## TASK DESCRIPTION
All lines featuring the string "screenshot" are to be listed.

## SUPPLIED RECORDS
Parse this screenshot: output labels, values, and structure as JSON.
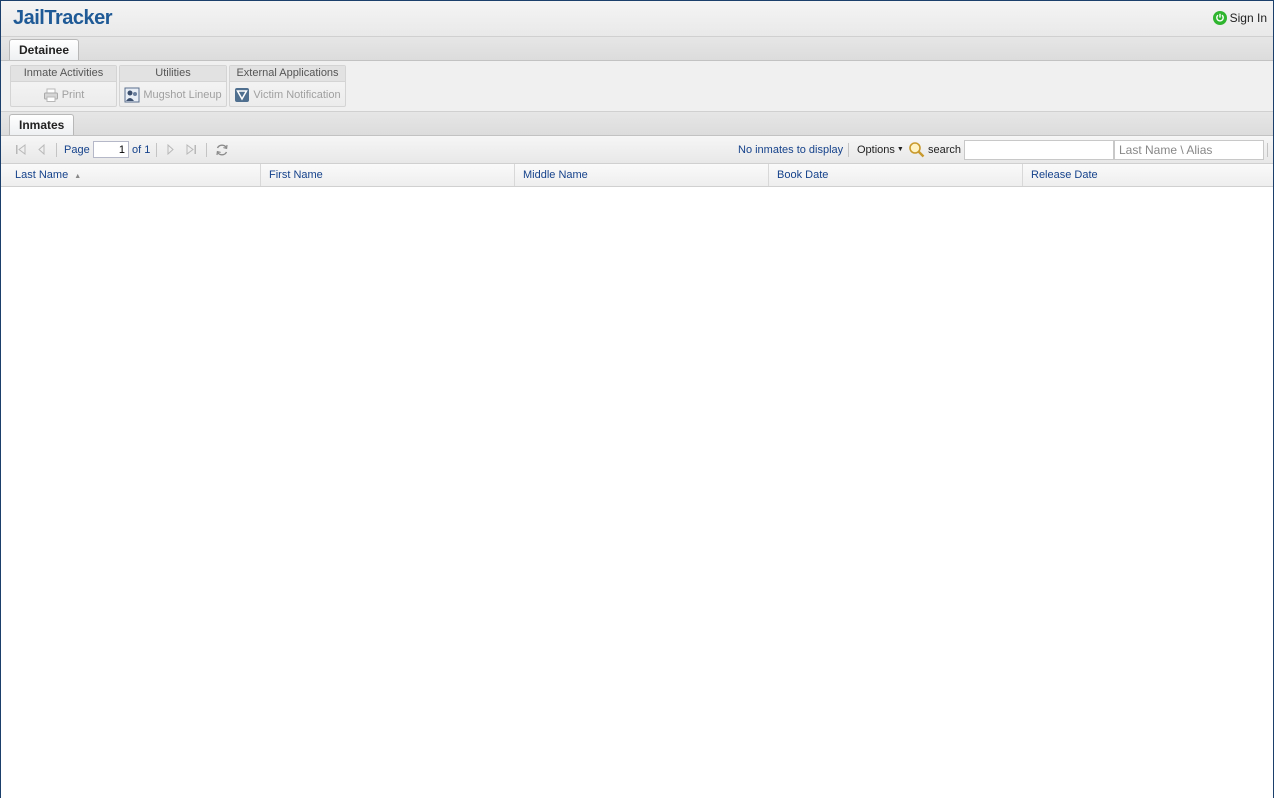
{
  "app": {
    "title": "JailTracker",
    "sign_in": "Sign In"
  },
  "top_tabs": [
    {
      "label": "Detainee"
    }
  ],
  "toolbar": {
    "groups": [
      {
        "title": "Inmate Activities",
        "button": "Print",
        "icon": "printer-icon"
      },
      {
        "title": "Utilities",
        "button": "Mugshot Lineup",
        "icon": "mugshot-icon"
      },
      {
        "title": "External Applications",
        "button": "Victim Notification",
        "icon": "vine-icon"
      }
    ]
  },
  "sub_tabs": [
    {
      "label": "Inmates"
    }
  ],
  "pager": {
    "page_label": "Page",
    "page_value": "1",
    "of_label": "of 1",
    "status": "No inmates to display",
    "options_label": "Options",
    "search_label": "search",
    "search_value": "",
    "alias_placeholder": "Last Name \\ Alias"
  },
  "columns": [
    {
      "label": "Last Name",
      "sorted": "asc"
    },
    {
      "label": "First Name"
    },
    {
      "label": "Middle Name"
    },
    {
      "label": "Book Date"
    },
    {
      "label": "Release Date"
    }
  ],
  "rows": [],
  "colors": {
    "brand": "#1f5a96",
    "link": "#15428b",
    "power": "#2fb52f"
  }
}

---

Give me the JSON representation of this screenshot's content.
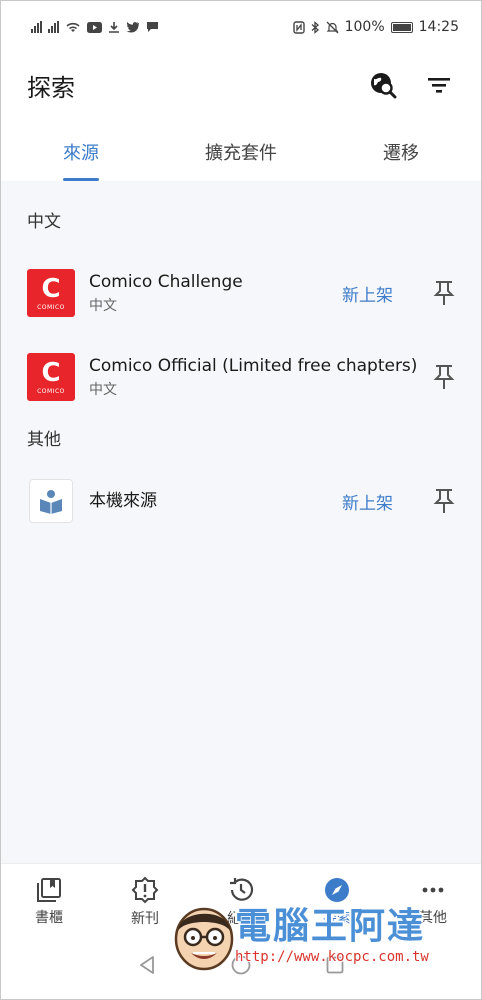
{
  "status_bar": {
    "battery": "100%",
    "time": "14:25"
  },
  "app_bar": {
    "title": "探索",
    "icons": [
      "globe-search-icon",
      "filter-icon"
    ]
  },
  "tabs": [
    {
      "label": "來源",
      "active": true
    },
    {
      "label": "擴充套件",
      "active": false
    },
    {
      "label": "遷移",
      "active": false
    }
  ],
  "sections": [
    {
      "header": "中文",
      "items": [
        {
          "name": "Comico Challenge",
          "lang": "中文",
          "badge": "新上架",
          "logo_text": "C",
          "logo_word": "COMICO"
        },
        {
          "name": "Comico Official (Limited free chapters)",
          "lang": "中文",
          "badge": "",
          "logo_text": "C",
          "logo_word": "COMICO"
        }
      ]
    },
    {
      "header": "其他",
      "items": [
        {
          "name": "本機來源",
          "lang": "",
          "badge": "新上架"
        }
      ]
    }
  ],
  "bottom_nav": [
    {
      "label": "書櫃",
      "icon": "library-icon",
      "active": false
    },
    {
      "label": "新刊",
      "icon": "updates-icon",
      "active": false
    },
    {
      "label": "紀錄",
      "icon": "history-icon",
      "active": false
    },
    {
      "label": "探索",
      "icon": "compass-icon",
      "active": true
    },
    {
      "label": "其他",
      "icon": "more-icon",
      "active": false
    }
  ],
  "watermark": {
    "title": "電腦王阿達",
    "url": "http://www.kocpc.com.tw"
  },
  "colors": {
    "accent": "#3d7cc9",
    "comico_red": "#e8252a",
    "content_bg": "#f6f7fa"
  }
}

--

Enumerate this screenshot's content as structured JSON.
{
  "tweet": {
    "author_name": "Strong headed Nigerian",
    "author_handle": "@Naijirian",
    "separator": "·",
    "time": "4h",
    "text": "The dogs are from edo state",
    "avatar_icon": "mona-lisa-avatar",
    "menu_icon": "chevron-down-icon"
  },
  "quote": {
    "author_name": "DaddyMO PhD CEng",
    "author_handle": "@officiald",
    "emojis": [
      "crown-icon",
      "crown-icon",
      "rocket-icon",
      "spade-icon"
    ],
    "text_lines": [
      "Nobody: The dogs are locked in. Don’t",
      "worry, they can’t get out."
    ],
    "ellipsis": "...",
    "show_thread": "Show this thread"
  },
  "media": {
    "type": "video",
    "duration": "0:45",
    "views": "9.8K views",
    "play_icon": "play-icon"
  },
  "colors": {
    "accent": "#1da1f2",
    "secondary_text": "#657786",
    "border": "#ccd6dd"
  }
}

## RESULT FOR THIS TASK
Parse this screenshot: output labels, values, and structure as JSON.
Give me the JSON representation of this screenshot's content.
Enumerate this screenshot's content as structured JSON.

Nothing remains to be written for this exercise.